Data entries for graphics:
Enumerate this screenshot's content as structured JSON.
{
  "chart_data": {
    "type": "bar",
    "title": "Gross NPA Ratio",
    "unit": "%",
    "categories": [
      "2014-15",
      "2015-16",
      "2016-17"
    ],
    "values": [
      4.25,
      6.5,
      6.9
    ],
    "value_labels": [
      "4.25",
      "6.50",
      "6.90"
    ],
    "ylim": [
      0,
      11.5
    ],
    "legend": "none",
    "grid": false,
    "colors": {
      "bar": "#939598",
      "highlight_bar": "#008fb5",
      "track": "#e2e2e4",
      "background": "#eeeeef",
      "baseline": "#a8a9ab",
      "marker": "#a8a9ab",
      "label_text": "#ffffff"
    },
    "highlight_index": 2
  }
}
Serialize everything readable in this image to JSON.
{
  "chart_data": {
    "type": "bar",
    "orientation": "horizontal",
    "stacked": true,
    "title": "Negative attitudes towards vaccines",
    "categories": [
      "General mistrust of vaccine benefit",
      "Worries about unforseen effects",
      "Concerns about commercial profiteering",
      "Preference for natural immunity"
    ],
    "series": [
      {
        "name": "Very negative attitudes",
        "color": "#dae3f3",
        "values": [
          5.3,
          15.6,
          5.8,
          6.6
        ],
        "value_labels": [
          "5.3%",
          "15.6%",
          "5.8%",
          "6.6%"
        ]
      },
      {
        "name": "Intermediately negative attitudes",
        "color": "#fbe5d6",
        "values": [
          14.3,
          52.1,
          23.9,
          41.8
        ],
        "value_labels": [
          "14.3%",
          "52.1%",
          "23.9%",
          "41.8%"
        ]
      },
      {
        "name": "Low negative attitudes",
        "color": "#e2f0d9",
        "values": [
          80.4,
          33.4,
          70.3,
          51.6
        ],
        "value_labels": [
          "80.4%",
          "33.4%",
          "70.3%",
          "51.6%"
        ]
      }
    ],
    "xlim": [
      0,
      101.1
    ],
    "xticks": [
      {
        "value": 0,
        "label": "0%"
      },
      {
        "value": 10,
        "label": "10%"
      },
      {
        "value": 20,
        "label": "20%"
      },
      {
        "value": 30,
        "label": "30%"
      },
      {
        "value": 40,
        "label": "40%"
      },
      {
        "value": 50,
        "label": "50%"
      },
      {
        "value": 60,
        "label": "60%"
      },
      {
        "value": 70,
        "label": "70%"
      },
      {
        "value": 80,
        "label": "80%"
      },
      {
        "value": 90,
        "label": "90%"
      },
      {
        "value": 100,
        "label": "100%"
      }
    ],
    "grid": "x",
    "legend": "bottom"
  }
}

Exercise:
From the entries above, list each line with "title" in it.

Response below:
    "title": "Gross NPA Ratio",
    "title": "Negative attitudes towards vaccines",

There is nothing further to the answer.